Saved data entries:
--------------------------------------------------

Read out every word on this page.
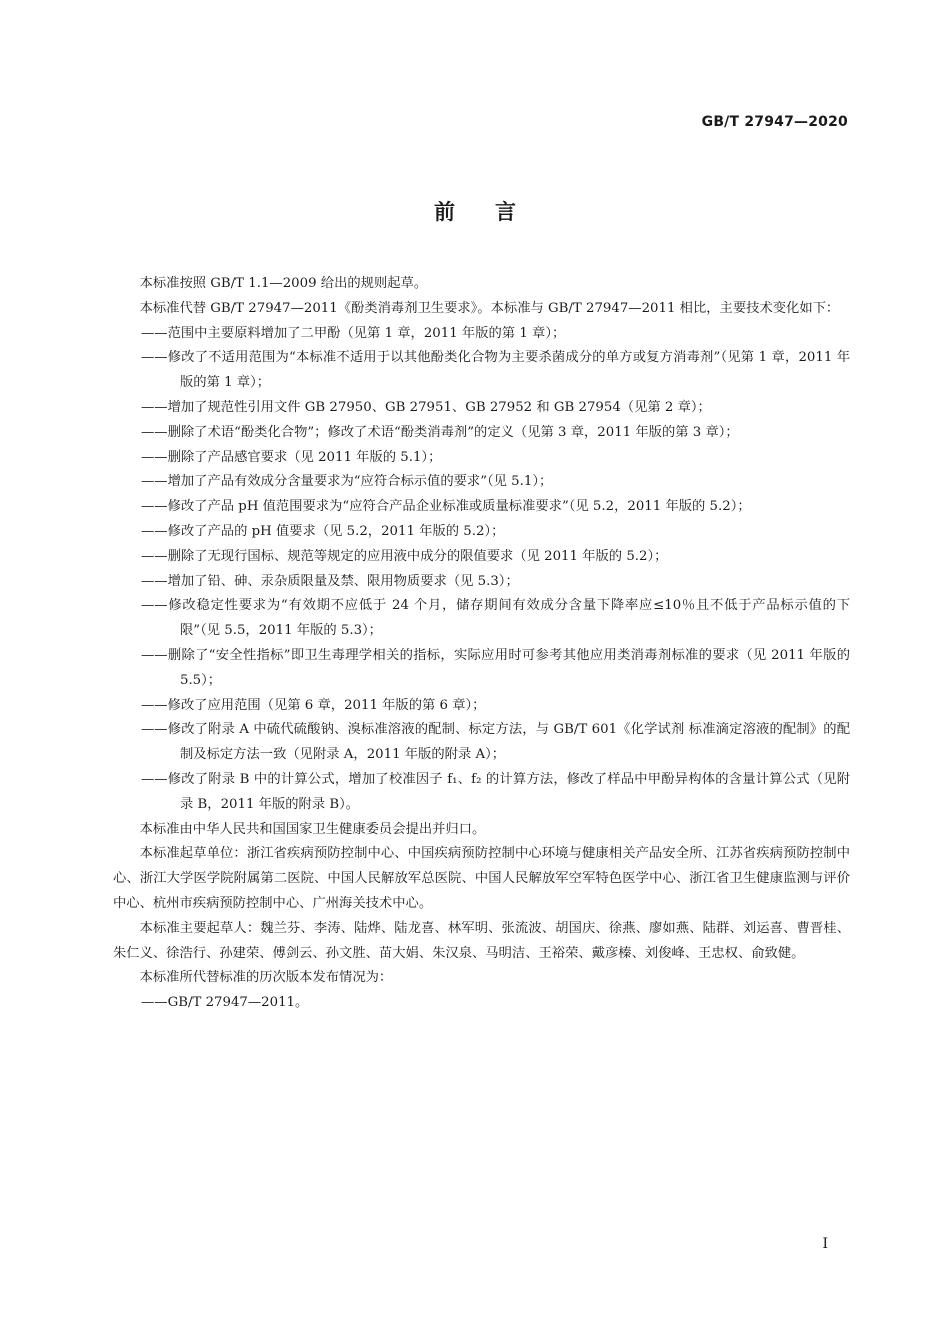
GB/T 27947—2020
前言

本标准按照 GB/T 1.1—2009 给出的规则起草。

本标准代替 GB/T 27947—2011《酚类消毒剂卫生要求》。本标准与 GB/T 27947—2011 相比，主要技术变化如下：

——范围中主要原料增加了二甲酚（见第 1 章，2011 年版的第 1 章）；

——修改了不适用范围为“本标准不适用于以其他酚类化合物为主要杀菌成分的单方或复方消毒剂”（见第 1 章，2011 年版的第 1 章）；

——增加了规范性引用文件 GB 27950、GB 27951、GB 27952 和 GB 27954（见第 2 章）；

——删除了术语“酚类化合物”；修改了术语“酚类消毒剂”的定义（见第 3 章，2011 年版的第 3 章）；

——删除了产品感官要求（见 2011 年版的 5.1）；

——增加了产品有效成分含量要求为“应符合标示值的要求”（见 5.1）；

——修改了产品 pH 值范围要求为“应符合产品企业标准或质量标准要求”（见 5.2，2011 年版的 5.2）；

——修改了产品的 pH 值要求（见 5.2，2011 年版的 5.2）；

——删除了无现行国标、规范等规定的应用液中成分的限值要求（见 2011 年版的 5.2）；

——增加了铅、砷、汞杂质限量及禁、限用物质要求（见 5.3）；

——修改稳定性要求为“有效期不应低于 24 个月，储存期间有效成分含量下降率应≤10％且不低于产品标示值的下限”（见 5.5，2011 年版的 5.3）；

——删除了“安全性指标”即卫生毒理学相关的指标，实际应用时可参考其他应用类消毒剂标准的要求（见 2011 年版的 5.5）；

——修改了应用范围（见第 6 章，2011 年版的第 6 章）；

——修改了附录 A 中硫代硫酸钠、溴标准溶液的配制、标定方法，与 GB/T 601《化学试剂 标准滴定溶液的配制》的配制及标定方法一致（见附录 A，2011 年版的附录 A）；

——修改了附录 B 中的计算公式，增加了校准因子 f₁、f₂ 的计算方法，修改了样品中甲酚异构体的含量计算公式（见附录 B，2011 年版的附录 B）。

本标准由中华人民共和国国家卫生健康委员会提出并归口。

本标准起草单位：浙江省疾病预防控制中心、中国疾病预防控制中心环境与健康相关产品安全所、江苏省疾病预防控制中心、浙江大学医学院附属第二医院、中国人民解放军总医院、中国人民解放军空军特色医学中心、浙江省卫生健康监测与评价中心、杭州市疾病预防控制中心、广州海关技术中心。

本标准主要起草人：魏兰芬、李涛、陆烨、陆龙喜、林军明、张流波、胡国庆、徐燕、廖如燕、陆群、刘运喜、曹晋桂、朱仁义、徐浩行、孙建荣、傅剑云、孙文胜、苗大娟、朱汉泉、马明洁、王裕荣、戴彦榛、刘俊峰、王忠权、俞致健。

本标准所代替标准的历次版本发布情况为：

——GB/T 27947—2011。

I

--------------------------------------------------

=== Set problem ===
Leave the pictures out and write out every entry exactly as given.

=== Solution to the exercise ===
Read out every word on this page.
GB/T 27947—2020
前言

本标准按照 GB/T 1.1—2009 给出的规则起草。

本标准代替 GB/T 27947—2011《酚类消毒剂卫生要求》。本标准与 GB/T 27947—2011 相比，主要技术变化如下：

——范围中主要原料增加了二甲酚（见第 1 章，2011 年版的第 1 章）；

——修改了不适用范围为“本标准不适用于以其他酚类化合物为主要杀菌成分的单方或复方消毒剂”（见第 1 章，2011 年版的第 1 章）；

——增加了规范性引用文件 GB 27950、GB 27951、GB 27952 和 GB 27954（见第 2 章）；

——删除了术语“酚类化合物”；修改了术语“酚类消毒剂”的定义（见第 3 章，2011 年版的第 3 章）；

——删除了产品感官要求（见 2011 年版的 5.1）；

——增加了产品有效成分含量要求为“应符合标示值的要求”（见 5.1）；

——修改了产品 pH 值范围要求为“应符合产品企业标准或质量标准要求”（见 5.2，2011 年版的 5.2）；

——修改了产品的 pH 值要求（见 5.2，2011 年版的 5.2）；

——删除了无现行国标、规范等规定的应用液中成分的限值要求（见 2011 年版的 5.2）；

——增加了铅、砷、汞杂质限量及禁、限用物质要求（见 5.3）；

——修改稳定性要求为“有效期不应低于 24 个月，储存期间有效成分含量下降率应≤10％且不低于产品标示值的下限”（见 5.5，2011 年版的 5.3）；

——删除了“安全性指标”即卫生毒理学相关的指标，实际应用时可参考其他应用类消毒剂标准的要求（见 2011 年版的 5.5）；

——修改了应用范围（见第 6 章，2011 年版的第 6 章）；

——修改了附录 A 中硫代硫酸钠、溴标准溶液的配制、标定方法，与 GB/T 601《化学试剂 标准滴定溶液的配制》的配制及标定方法一致（见附录 A，2011 年版的附录 A）；

——修改了附录 B 中的计算公式，增加了校准因子 f₁、f₂ 的计算方法，修改了样品中甲酚异构体的含量计算公式（见附录 B，2011 年版的附录 B）。

本标准由中华人民共和国国家卫生健康委员会提出并归口。

本标准起草单位：浙江省疾病预防控制中心、中国疾病预防控制中心环境与健康相关产品安全所、江苏省疾病预防控制中心、浙江大学医学院附属第二医院、中国人民解放军总医院、中国人民解放军空军特色医学中心、浙江省卫生健康监测与评价中心、杭州市疾病预防控制中心、广州海关技术中心。

本标准主要起草人：魏兰芬、李涛、陆烨、陆龙喜、林军明、张流波、胡国庆、徐燕、廖如燕、陆群、刘运喜、曹晋桂、朱仁义、徐浩行、孙建荣、傅剑云、孙文胜、苗大娟、朱汉泉、马明洁、王裕荣、戴彦榛、刘俊峰、王忠权、俞致健。

本标准所代替标准的历次版本发布情况为：

——GB/T 27947—2011。

I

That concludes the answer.